Items:
%%
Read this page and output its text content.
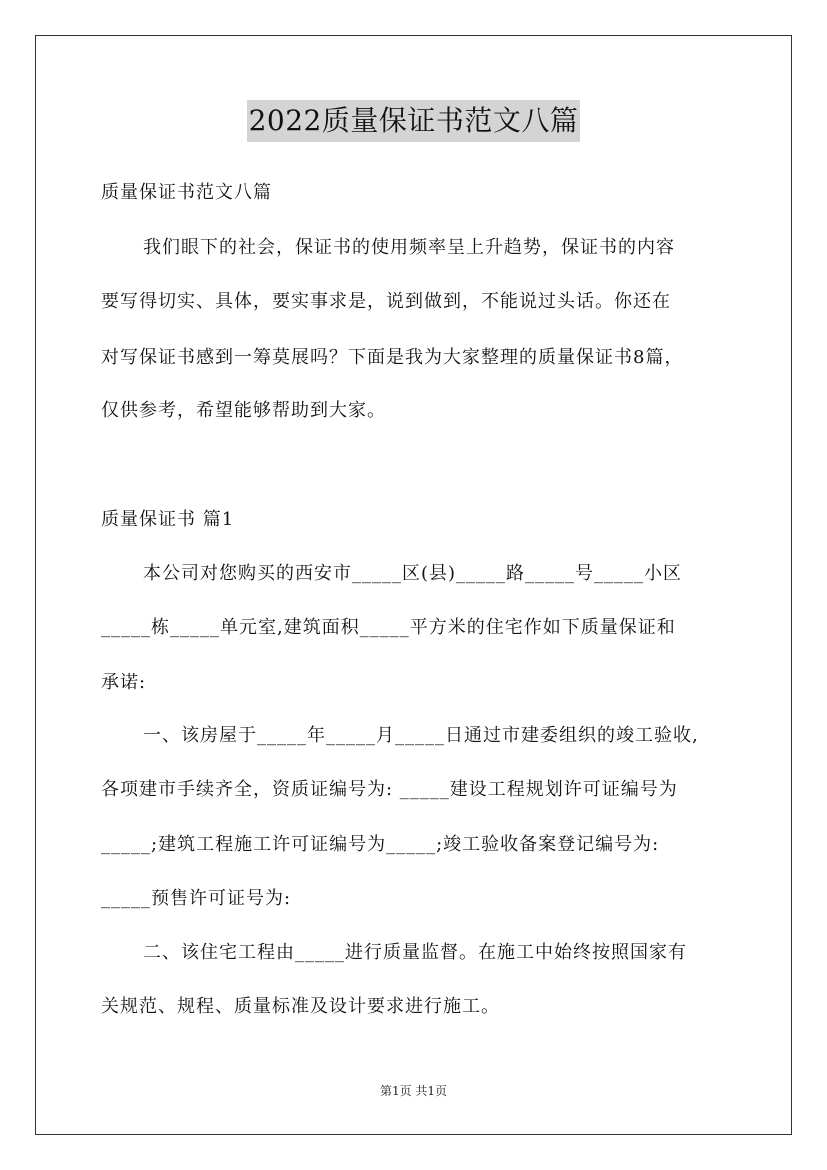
2022质量保证书范文八篇
质量保证书范文八篇
我们眼下的社会，保证书的使用频率呈上升趋势，保证书的内容
要写得切实、具体，要实事求是，说到做到，不能说过头话。你还在
对写保证书感到一筹莫展吗？下面是我为大家整理的质量保证书8篇，
仅供参考，希望能够帮助到大家。
质量保证书 篇1
本公司对您购买的西安市_____区(县)_____路_____号_____小区
_____栋_____单元室,建筑面积_____平方米的住宅作如下质量保证和
承诺:
一、该房屋于_____年_____月_____日通过市建委组织的竣工验收,
各项建市手续齐全，资质证编号为: _____建设工程规划许可证编号为
_____;建筑工程施工许可证编号为_____;竣工验收备案登记编号为:
_____预售许可证号为:
二、该住宅工程由_____进行质量监督。在施工中始终按照国家有
关规范、规程、质量标准及设计要求进行施工。
第1页 共1页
%%
Prompt: Skip the images and write out the rest of the listing exactly.

Response to this task:
Read this page and output its text content.
2022质量保证书范文八篇
质量保证书范文八篇
我们眼下的社会，保证书的使用频率呈上升趋势，保证书的内容
要写得切实、具体，要实事求是，说到做到，不能说过头话。你还在
对写保证书感到一筹莫展吗？下面是我为大家整理的质量保证书8篇，
仅供参考，希望能够帮助到大家。
质量保证书 篇1
本公司对您购买的西安市_____区(县)_____路_____号_____小区
_____栋_____单元室,建筑面积_____平方米的住宅作如下质量保证和
承诺:
一、该房屋于_____年_____月_____日通过市建委组织的竣工验收,
各项建市手续齐全，资质证编号为: _____建设工程规划许可证编号为
_____;建筑工程施工许可证编号为_____;竣工验收备案登记编号为:
_____预售许可证号为:
二、该住宅工程由_____进行质量监督。在施工中始终按照国家有
关规范、规程、质量标准及设计要求进行施工。
第1页 共1页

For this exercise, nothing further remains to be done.